• Raw data:
---
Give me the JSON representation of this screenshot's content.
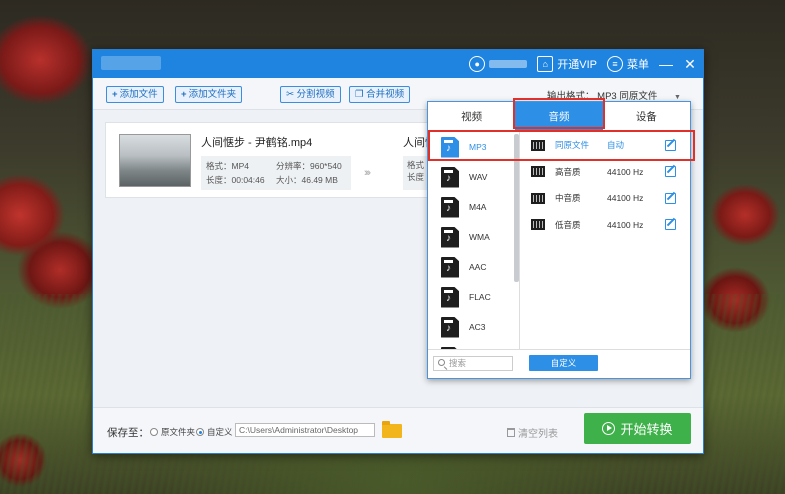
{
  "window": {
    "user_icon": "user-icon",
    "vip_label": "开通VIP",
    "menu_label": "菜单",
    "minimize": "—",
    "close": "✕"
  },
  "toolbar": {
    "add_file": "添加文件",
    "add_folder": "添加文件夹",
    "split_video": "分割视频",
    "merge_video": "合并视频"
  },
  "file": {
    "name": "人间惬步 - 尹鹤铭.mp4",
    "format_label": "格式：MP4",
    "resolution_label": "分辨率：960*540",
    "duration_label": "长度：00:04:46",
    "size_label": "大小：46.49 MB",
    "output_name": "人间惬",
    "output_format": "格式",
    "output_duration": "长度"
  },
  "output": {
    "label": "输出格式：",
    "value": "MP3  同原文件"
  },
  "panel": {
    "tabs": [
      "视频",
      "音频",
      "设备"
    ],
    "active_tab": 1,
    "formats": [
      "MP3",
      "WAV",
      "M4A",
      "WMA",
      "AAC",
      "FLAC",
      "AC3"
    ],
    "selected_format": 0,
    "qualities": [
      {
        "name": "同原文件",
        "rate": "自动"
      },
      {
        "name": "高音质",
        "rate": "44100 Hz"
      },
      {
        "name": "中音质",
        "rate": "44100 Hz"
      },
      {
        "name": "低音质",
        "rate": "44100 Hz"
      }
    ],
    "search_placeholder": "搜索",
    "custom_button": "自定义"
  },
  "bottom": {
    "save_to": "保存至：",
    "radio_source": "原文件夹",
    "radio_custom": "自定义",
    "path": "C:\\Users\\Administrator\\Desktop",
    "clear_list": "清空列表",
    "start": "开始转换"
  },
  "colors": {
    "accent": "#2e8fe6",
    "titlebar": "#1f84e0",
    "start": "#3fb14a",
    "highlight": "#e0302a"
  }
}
---
• Exercise brief:
From the records given above, reproduce all text exactly and exclude each picture.

• Result of this exercise:
Give me the JSON representation of this screenshot's content.
{
  "window": {
    "user_icon": "user-icon",
    "vip_label": "开通VIP",
    "menu_label": "菜单",
    "minimize": "—",
    "close": "✕"
  },
  "toolbar": {
    "add_file": "添加文件",
    "add_folder": "添加文件夹",
    "split_video": "分割视频",
    "merge_video": "合并视频"
  },
  "file": {
    "name": "人间惬步 - 尹鹤铭.mp4",
    "format_label": "格式：MP4",
    "resolution_label": "分辨率：960*540",
    "duration_label": "长度：00:04:46",
    "size_label": "大小：46.49 MB",
    "output_name": "人间惬",
    "output_format": "格式",
    "output_duration": "长度"
  },
  "output": {
    "label": "输出格式：",
    "value": "MP3  同原文件"
  },
  "panel": {
    "tabs": [
      "视频",
      "音频",
      "设备"
    ],
    "active_tab": 1,
    "formats": [
      "MP3",
      "WAV",
      "M4A",
      "WMA",
      "AAC",
      "FLAC",
      "AC3"
    ],
    "selected_format": 0,
    "qualities": [
      {
        "name": "同原文件",
        "rate": "自动"
      },
      {
        "name": "高音质",
        "rate": "44100 Hz"
      },
      {
        "name": "中音质",
        "rate": "44100 Hz"
      },
      {
        "name": "低音质",
        "rate": "44100 Hz"
      }
    ],
    "search_placeholder": "搜索",
    "custom_button": "自定义"
  },
  "bottom": {
    "save_to": "保存至：",
    "radio_source": "原文件夹",
    "radio_custom": "自定义",
    "path": "C:\\Users\\Administrator\\Desktop",
    "clear_list": "清空列表",
    "start": "开始转换"
  },
  "colors": {
    "accent": "#2e8fe6",
    "titlebar": "#1f84e0",
    "start": "#3fb14a",
    "highlight": "#e0302a"
  }
}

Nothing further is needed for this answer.